─── Data shown ───

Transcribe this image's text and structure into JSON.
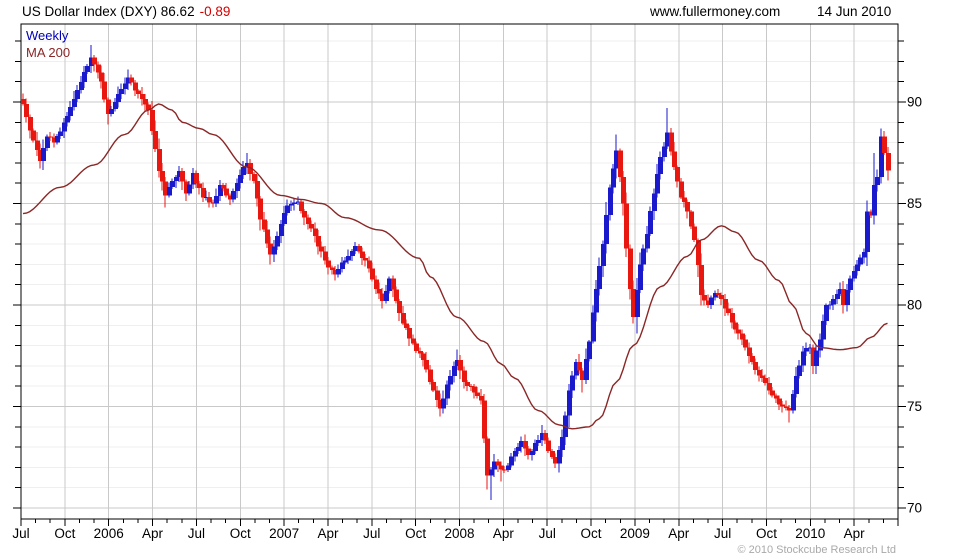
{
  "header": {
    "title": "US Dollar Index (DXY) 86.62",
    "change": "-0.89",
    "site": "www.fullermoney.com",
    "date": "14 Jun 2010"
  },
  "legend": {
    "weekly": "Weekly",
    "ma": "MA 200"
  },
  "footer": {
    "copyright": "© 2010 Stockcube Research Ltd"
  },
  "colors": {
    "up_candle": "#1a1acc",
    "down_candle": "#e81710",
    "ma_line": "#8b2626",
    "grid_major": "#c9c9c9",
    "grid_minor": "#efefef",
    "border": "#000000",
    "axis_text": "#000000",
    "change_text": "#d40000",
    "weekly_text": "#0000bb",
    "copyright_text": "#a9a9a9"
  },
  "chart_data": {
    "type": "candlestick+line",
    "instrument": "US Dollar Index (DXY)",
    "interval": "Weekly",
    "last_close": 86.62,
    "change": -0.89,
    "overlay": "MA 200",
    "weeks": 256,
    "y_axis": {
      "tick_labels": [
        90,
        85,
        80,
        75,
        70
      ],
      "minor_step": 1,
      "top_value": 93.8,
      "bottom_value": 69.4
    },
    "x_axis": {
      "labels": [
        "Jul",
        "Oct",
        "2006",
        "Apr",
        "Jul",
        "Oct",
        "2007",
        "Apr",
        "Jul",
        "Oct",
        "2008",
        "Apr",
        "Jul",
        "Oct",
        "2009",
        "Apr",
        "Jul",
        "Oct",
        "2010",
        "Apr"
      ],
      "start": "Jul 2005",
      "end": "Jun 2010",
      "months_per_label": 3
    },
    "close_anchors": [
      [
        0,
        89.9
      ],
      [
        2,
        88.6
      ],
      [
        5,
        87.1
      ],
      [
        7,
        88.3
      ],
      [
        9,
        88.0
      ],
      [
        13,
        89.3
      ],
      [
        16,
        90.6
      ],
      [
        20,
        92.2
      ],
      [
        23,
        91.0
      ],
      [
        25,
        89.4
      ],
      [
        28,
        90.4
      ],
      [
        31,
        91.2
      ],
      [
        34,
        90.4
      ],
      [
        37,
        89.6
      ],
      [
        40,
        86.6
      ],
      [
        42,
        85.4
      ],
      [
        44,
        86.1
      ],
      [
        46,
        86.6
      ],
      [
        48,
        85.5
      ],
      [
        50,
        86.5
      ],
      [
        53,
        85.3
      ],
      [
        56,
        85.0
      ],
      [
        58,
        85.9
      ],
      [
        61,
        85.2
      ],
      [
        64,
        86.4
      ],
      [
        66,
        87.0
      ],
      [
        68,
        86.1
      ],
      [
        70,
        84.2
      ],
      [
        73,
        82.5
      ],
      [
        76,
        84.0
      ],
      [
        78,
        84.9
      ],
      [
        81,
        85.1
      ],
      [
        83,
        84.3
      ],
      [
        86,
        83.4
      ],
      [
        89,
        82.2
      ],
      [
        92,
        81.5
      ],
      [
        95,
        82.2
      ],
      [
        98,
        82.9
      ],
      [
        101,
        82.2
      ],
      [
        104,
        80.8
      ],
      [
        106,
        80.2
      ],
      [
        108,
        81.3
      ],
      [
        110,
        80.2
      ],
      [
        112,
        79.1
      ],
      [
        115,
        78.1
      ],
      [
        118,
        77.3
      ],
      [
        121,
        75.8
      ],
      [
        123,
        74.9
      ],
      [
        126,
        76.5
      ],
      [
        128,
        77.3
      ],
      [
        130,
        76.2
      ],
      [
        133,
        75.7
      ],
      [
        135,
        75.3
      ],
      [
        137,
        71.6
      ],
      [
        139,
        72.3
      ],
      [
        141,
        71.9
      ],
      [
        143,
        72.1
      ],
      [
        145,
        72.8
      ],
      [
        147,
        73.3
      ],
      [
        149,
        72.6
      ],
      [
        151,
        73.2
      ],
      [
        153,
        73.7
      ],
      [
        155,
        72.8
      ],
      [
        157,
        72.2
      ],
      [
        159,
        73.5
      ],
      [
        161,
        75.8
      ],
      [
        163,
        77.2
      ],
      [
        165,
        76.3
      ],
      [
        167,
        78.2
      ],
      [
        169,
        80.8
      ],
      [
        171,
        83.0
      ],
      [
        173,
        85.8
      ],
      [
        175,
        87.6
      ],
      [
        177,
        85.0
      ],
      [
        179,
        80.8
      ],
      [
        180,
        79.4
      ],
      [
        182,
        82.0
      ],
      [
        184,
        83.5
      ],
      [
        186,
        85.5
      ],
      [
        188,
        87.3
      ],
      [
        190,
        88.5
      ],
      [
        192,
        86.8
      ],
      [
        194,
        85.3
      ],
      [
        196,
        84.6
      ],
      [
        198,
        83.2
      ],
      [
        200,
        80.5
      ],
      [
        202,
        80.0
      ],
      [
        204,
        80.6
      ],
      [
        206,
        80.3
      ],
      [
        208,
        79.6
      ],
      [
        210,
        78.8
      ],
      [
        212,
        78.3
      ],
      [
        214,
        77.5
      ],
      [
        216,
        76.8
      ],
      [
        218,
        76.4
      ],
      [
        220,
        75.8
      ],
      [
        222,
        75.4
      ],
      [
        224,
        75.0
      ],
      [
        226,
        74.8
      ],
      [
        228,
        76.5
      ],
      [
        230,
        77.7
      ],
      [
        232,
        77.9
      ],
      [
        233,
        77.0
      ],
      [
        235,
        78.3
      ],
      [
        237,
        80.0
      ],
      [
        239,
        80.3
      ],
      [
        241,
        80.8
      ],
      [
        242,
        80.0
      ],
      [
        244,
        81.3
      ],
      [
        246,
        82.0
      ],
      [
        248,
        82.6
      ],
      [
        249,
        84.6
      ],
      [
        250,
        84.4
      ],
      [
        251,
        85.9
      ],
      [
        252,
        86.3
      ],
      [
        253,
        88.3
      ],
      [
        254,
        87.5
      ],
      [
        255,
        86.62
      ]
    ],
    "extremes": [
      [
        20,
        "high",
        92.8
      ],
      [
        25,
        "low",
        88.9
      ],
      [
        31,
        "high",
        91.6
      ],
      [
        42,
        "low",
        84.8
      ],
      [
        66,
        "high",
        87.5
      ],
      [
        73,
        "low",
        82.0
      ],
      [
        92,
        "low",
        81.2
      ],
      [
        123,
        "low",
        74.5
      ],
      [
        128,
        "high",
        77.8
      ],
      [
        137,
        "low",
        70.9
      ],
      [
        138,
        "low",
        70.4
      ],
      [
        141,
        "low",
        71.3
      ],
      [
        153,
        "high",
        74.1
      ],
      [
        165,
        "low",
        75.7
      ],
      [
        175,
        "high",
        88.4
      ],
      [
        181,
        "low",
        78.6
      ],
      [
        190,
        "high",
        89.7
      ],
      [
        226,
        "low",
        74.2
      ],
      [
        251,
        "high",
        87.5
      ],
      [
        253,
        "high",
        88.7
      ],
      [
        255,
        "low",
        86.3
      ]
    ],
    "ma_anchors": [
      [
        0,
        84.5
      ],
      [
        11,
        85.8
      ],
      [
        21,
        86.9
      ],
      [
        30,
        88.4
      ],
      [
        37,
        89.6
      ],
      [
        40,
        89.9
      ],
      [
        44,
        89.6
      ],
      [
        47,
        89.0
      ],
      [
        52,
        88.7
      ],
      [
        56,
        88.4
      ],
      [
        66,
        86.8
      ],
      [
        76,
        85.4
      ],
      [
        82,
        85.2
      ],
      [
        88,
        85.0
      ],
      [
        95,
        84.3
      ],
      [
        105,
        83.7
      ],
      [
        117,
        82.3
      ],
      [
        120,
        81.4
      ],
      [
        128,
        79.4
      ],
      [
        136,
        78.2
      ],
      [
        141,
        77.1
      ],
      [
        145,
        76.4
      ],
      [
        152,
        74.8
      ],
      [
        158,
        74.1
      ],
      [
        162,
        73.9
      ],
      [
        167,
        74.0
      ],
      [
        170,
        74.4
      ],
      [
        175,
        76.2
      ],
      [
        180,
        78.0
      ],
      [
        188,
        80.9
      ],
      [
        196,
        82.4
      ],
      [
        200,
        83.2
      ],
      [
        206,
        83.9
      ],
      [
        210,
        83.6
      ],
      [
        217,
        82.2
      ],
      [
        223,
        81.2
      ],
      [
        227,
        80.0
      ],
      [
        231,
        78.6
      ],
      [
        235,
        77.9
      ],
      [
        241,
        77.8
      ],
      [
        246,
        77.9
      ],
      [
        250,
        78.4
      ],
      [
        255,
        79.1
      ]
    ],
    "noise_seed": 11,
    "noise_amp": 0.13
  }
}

───

**Written exercise**
Give the count of lines in the records that contain "Index", and no other text.

**In response**
2